◆ **WRITTEN TASK**
Write the listing out again, all of it, word for word.

Saved data entries:
● ● ● ● ● ● ●

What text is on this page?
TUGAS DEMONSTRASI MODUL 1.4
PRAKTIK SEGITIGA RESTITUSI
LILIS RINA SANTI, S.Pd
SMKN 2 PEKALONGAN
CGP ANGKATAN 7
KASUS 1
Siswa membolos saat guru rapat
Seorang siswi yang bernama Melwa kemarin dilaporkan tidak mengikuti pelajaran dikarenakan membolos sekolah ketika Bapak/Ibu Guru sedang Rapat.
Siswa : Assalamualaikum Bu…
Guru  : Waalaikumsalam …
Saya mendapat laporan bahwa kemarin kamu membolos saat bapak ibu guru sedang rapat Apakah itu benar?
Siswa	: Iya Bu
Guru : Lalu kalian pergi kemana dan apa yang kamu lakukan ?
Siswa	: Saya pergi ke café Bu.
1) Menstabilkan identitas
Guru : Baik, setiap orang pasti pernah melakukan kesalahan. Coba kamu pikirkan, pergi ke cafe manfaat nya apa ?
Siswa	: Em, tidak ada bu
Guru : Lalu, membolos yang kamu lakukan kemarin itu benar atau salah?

● ● ● ● ● ● ●

◆ **TASK SOLUTION**
What text is on this page?
TUGAS DEMONSTRASI MODUL 1.4
PRAKTIK SEGITIGA RESTITUSI
LILIS RINA SANTI, S.Pd
SMKN 2 PEKALONGAN
CGP ANGKATAN 7
KASUS 1
Siswa membolos saat guru rapat
Seorang siswi yang bernama Melwa kemarin dilaporkan tidak mengikuti pelajaran dikarenakan membolos sekolah ketika Bapak/Ibu Guru sedang Rapat.
Siswa : Assalamualaikum Bu…
Guru  : Waalaikumsalam …
Saya mendapat laporan bahwa kemarin kamu membolos saat bapak ibu guru sedang rapat Apakah itu benar?
Siswa	: Iya Bu
Guru : Lalu kalian pergi kemana dan apa yang kamu lakukan ?
Siswa	: Saya pergi ke café Bu.
1) Menstabilkan identitas
Guru : Baik, setiap orang pasti pernah melakukan kesalahan. Coba kamu pikirkan, pergi ke cafe manfaat nya apa ?
Siswa	: Em, tidak ada bu
Guru : Lalu, membolos yang kamu lakukan kemarin itu benar atau salah?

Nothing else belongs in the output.